>> Start

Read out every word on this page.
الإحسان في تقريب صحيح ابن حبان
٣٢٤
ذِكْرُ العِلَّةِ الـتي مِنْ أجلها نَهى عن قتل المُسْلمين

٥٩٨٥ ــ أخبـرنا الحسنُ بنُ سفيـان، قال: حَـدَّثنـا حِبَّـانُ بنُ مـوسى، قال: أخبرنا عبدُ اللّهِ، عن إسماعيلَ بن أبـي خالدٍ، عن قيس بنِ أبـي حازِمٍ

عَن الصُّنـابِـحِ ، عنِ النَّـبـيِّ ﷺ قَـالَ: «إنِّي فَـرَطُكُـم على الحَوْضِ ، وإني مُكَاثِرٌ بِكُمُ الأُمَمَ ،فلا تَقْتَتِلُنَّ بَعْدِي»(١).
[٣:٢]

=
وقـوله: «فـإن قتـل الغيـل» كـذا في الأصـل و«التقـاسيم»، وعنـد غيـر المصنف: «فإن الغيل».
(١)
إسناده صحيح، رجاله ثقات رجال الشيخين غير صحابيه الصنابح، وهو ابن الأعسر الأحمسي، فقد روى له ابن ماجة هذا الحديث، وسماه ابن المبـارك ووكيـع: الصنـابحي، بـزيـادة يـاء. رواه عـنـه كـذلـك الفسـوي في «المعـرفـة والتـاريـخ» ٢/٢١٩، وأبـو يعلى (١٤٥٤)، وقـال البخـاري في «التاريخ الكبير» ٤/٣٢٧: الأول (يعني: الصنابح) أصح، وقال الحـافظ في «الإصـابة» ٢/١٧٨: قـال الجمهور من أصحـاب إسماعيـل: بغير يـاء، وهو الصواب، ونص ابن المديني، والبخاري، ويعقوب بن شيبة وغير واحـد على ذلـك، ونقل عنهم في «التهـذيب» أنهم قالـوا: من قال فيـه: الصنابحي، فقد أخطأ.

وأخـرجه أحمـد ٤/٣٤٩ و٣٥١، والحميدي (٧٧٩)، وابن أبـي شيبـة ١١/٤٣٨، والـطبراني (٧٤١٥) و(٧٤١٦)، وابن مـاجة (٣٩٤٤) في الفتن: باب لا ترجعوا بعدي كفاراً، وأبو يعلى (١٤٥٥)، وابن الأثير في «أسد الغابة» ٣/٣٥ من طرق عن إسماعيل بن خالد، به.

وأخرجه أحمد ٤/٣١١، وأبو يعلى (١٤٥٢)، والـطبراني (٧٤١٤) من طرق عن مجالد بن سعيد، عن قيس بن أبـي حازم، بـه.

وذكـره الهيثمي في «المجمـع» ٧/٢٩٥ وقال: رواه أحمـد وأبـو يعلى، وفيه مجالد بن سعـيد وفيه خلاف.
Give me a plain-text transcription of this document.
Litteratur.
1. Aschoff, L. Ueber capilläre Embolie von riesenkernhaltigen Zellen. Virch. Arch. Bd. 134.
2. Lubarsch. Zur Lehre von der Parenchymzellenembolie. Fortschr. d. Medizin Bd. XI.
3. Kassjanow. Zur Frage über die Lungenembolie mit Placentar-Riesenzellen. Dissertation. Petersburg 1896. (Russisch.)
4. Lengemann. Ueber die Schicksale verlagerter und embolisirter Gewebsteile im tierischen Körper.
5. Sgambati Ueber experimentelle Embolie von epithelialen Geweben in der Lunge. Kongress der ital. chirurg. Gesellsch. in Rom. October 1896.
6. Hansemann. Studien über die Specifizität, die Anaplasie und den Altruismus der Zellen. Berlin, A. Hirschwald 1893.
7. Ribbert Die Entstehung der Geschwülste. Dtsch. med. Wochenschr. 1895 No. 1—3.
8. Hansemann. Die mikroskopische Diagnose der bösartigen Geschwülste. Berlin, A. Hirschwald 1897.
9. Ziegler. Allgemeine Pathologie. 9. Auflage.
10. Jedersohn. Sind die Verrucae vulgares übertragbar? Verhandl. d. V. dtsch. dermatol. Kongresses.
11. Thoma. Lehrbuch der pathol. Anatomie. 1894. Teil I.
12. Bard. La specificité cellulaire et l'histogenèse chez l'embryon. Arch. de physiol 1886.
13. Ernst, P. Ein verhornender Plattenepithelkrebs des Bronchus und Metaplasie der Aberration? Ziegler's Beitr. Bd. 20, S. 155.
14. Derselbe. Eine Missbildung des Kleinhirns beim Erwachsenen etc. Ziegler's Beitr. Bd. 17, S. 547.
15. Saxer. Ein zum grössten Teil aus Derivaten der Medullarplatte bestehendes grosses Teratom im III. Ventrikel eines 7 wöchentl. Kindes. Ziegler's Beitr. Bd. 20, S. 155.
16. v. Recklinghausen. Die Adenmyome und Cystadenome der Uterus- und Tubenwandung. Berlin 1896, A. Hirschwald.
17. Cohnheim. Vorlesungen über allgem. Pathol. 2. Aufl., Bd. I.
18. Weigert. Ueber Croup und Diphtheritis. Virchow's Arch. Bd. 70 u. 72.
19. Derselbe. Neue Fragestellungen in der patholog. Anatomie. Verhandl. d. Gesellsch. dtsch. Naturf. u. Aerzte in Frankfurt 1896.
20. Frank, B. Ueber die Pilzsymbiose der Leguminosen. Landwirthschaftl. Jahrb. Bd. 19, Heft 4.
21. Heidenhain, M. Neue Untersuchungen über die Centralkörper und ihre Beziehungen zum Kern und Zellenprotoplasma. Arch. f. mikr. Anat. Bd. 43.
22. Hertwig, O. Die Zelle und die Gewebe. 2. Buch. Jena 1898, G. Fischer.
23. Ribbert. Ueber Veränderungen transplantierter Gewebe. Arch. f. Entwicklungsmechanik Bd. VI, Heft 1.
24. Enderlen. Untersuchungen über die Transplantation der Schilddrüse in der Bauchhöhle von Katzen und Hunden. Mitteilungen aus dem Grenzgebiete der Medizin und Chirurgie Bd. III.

>> End

__REQUIRED TASK__:
Read through the lines above and collect those that contain the string "Hansemann".

__OUTPUT BELOW__:
6. Hansemann. Studien über die Specifizität, die Anaplasie und den Altruismus der Zellen. Berlin, A. Hirschwald 1893.
8. Hansemann. Die mikroskopische Diagnose der bösartigen Geschwülste. Berlin, A. Hirschwald 1897.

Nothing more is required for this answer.